__Set problem__: Check every line below for the string "JSON", and copy the lines that contain it.

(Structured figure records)
┌──
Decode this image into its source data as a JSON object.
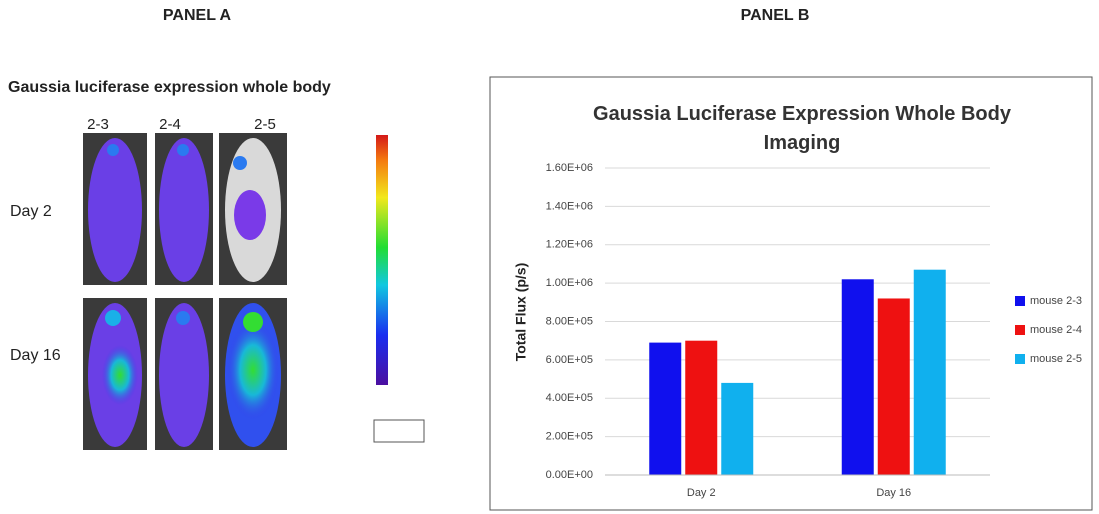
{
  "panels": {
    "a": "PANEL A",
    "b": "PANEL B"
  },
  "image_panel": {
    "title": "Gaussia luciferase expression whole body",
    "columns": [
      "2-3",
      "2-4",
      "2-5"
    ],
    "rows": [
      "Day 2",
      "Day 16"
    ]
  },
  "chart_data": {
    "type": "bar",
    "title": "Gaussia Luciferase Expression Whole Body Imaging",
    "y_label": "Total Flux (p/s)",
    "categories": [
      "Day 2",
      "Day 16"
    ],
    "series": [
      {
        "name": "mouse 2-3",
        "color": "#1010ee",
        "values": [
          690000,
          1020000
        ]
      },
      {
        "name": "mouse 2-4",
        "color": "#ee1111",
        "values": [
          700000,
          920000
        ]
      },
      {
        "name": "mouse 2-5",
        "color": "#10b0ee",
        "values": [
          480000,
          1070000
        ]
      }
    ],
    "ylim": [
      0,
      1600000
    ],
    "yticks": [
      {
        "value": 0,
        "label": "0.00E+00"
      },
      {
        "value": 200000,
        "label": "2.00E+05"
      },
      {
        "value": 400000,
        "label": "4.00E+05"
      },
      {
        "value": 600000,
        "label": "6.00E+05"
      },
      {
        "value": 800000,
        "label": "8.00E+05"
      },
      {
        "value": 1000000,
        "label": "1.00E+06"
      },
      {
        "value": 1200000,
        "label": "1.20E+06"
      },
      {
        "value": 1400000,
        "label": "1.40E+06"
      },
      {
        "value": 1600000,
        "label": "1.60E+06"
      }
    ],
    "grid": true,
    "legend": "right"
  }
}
└──
┌──
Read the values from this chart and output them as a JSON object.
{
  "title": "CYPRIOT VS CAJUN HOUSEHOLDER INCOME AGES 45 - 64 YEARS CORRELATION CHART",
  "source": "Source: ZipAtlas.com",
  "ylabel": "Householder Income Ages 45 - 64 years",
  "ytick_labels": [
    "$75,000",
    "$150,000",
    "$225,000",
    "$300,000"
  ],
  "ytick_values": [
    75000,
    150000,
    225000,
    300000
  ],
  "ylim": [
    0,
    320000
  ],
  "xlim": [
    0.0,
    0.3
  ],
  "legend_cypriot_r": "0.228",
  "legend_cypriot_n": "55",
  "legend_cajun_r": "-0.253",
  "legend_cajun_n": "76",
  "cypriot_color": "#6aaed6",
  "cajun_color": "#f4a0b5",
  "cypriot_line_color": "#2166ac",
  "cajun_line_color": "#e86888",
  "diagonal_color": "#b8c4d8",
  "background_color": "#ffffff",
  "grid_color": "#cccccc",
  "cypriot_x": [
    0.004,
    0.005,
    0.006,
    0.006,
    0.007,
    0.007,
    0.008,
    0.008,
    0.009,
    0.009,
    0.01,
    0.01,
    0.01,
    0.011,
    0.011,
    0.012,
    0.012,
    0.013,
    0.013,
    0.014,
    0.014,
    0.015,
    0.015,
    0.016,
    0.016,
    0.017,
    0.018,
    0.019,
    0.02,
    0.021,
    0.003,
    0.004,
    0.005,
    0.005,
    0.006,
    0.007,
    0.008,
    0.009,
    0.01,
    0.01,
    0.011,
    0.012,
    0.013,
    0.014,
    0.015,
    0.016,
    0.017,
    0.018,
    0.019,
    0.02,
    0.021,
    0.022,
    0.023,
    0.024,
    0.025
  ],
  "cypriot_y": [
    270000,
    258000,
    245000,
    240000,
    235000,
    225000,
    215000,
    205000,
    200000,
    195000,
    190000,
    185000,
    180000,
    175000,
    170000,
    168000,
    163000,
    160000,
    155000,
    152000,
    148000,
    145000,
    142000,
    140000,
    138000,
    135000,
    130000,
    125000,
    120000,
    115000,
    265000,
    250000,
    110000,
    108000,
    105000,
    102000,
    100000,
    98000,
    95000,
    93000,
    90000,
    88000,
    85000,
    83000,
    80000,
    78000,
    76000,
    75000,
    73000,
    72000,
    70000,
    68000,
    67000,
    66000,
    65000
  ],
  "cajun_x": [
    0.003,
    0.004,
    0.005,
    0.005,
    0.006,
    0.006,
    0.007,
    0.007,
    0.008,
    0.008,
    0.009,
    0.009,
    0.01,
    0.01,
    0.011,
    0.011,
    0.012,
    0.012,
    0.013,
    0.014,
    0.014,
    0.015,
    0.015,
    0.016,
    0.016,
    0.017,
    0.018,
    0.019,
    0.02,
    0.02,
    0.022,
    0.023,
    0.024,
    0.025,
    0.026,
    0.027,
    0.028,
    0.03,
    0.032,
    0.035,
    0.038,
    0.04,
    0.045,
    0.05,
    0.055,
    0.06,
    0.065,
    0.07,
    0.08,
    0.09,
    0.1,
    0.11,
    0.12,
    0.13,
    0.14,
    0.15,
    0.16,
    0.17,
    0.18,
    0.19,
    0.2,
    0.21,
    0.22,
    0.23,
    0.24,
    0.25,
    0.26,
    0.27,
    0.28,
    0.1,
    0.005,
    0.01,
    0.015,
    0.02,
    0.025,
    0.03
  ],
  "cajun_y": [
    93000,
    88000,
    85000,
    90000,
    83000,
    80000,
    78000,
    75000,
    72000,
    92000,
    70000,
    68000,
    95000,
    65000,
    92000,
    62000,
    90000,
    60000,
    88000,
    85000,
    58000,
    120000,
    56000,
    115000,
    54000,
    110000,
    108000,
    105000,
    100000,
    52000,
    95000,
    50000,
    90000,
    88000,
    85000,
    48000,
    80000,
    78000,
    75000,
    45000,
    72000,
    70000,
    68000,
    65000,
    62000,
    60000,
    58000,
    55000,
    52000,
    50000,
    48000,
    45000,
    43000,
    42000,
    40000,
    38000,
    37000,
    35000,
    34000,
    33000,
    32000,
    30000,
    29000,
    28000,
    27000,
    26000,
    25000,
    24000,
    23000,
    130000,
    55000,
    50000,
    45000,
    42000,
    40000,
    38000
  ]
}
└──
__Correct answer__:
Decode this image into its source data as a JSON object.
Read the values from this chart and output them as a JSON object.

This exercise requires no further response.